• WHAT TO DO
1/ In the AB-676 text, on what date did Governor Gavin Newsom sign the bill into law?
2/ Using the AB-676 text, explain what the bill's clarification of the state commissioner's powers achieves.
3/ Reproduce everything in the AB-676 text from "On September 29, 2022, California" down to "Relationship Act (CFRA).".

• DOCUMENT SEGMENT
On September 29, 2022, California Governor Gavin Newsom signed AAFD sponsored AB-676 (Holden, D-Pasadena) into law. The signing of this legislation is a clear victory for fair franchising advocates. AB-676 is a technical and incremental update to the two existing California franchise laws, the California Franchise Investment Law (CFIL) and the California Franchise Relationship Act (CFRA).  

Let us look first at the improvements to the CFIL. 

  • It clarifies that the CFIL applies to a franchise purchase when the franchise business is intended to be or will be operated in California. Simply, if the location is in California, the CFIL is the law. 
  • It clarifies that the state commissioner can deny, suspend, or revoke a franchise registration for any of the previous violations, and adds if the franchise includes illegal activities where performed or the franchise agreement has a provision that is contrary to law. This gives the state commissioner’s office more authority to take action against franchisors that violate the law.

• INFORMATION GIVEN
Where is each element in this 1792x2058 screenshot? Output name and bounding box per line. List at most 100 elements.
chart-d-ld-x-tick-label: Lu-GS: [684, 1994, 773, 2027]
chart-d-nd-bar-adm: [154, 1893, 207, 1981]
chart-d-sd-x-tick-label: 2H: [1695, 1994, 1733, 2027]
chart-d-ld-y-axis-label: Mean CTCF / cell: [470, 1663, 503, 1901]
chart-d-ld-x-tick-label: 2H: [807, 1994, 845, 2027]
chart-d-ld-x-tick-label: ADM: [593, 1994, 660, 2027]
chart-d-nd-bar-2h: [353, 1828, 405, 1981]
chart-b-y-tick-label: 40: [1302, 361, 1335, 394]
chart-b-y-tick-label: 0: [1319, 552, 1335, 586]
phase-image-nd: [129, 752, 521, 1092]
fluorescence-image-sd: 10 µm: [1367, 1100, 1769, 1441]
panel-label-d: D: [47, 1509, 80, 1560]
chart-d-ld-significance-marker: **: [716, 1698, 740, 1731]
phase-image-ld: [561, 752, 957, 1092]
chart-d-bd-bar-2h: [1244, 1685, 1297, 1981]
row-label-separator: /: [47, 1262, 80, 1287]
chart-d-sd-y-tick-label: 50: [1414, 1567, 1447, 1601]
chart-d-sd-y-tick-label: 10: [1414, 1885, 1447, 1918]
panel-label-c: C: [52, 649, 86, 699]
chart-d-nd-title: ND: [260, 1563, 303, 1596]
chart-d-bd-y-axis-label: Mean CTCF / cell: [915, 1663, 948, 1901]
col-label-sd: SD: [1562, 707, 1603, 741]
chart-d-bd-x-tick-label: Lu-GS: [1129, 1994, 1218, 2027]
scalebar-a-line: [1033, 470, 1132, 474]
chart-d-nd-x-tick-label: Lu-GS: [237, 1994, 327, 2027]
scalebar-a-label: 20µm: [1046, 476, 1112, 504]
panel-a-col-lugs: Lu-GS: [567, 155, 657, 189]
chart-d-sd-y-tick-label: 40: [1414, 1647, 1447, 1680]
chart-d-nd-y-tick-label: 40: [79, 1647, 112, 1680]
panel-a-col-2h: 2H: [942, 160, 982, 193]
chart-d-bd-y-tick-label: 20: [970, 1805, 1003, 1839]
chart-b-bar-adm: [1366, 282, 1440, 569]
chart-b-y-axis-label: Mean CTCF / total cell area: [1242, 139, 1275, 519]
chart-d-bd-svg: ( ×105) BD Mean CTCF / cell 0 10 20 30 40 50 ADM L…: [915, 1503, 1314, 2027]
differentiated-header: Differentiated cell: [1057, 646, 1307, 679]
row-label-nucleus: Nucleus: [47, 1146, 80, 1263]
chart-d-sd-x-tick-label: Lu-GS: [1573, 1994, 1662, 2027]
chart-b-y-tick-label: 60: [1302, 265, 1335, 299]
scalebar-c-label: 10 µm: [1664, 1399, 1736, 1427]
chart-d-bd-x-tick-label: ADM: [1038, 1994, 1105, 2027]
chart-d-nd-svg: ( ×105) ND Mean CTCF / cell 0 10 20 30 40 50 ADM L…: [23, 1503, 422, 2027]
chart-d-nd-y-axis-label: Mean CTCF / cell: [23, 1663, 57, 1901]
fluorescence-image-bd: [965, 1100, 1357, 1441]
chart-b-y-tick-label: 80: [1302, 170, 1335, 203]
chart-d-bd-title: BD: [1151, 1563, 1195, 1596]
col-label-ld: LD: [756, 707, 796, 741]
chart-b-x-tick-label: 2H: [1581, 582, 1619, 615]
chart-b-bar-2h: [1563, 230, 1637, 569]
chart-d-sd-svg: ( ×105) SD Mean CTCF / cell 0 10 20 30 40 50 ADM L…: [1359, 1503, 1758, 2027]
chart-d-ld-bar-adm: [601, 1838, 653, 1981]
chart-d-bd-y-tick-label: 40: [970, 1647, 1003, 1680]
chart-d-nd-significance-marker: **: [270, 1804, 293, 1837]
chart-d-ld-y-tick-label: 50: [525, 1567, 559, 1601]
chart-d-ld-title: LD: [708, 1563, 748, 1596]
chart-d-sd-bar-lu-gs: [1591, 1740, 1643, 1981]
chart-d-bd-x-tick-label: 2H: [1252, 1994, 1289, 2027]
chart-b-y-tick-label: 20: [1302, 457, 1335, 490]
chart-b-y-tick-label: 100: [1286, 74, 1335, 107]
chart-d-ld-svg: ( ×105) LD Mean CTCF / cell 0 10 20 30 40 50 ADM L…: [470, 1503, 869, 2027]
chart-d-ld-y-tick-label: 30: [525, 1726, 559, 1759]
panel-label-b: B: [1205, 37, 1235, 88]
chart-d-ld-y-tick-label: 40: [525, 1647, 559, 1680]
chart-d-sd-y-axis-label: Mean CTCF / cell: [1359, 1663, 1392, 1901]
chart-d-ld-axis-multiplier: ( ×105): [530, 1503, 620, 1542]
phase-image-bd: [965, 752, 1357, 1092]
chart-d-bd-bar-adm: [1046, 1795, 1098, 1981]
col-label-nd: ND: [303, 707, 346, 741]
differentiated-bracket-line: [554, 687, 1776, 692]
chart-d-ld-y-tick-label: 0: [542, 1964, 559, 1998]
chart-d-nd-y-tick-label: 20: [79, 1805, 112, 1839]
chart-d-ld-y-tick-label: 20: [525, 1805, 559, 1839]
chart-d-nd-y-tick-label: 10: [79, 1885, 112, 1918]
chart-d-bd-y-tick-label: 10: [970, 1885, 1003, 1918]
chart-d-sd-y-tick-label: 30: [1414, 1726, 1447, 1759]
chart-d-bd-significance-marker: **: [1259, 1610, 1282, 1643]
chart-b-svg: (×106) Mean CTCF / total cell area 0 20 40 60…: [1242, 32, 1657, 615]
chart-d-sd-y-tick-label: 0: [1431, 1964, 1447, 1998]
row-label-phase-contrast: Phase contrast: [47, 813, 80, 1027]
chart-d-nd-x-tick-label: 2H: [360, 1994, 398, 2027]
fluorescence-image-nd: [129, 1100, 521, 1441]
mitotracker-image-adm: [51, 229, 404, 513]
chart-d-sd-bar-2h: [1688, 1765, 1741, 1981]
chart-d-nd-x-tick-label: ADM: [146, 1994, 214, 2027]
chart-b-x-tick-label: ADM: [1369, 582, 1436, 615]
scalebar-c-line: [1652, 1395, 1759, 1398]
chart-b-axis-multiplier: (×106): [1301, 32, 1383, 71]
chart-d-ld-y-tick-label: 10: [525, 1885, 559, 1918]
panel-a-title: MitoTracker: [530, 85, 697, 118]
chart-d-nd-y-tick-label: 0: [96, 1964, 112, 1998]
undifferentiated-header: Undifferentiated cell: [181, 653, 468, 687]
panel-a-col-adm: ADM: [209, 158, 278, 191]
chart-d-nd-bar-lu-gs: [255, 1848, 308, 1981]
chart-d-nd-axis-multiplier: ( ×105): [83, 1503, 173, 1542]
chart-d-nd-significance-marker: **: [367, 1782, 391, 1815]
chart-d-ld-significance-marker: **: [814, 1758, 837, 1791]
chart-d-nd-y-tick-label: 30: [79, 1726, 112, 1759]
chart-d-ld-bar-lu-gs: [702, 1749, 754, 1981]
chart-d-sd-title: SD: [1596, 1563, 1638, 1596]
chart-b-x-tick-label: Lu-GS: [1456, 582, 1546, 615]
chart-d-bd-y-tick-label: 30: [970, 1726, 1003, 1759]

• SOLUTIONS TO THE PROBLEMS
1/ September 29, 2022.

2/ It confirms that the commissioner can deny, suspend, or revoke a franchise registration for any of the earlier violations. It also adds new grounds: illegal activities in the franchise or a franchise agreement provision contrary to law. This gives the commissioner's office more authority to act against franchisors that break the law.

3/
On September 29, 2022, California Governor Gavin Newsom signed AAFD sponsored AB-676 (Holden, D-Pasadena) into law. The signing of this legislation is a clear victory for fair franchising advocates. AB-676 is a technical and incremental update to the two existing California franchise laws, the California Franchise Investment Law (CFIL) and the California Franchise Relationship Act (CFRA).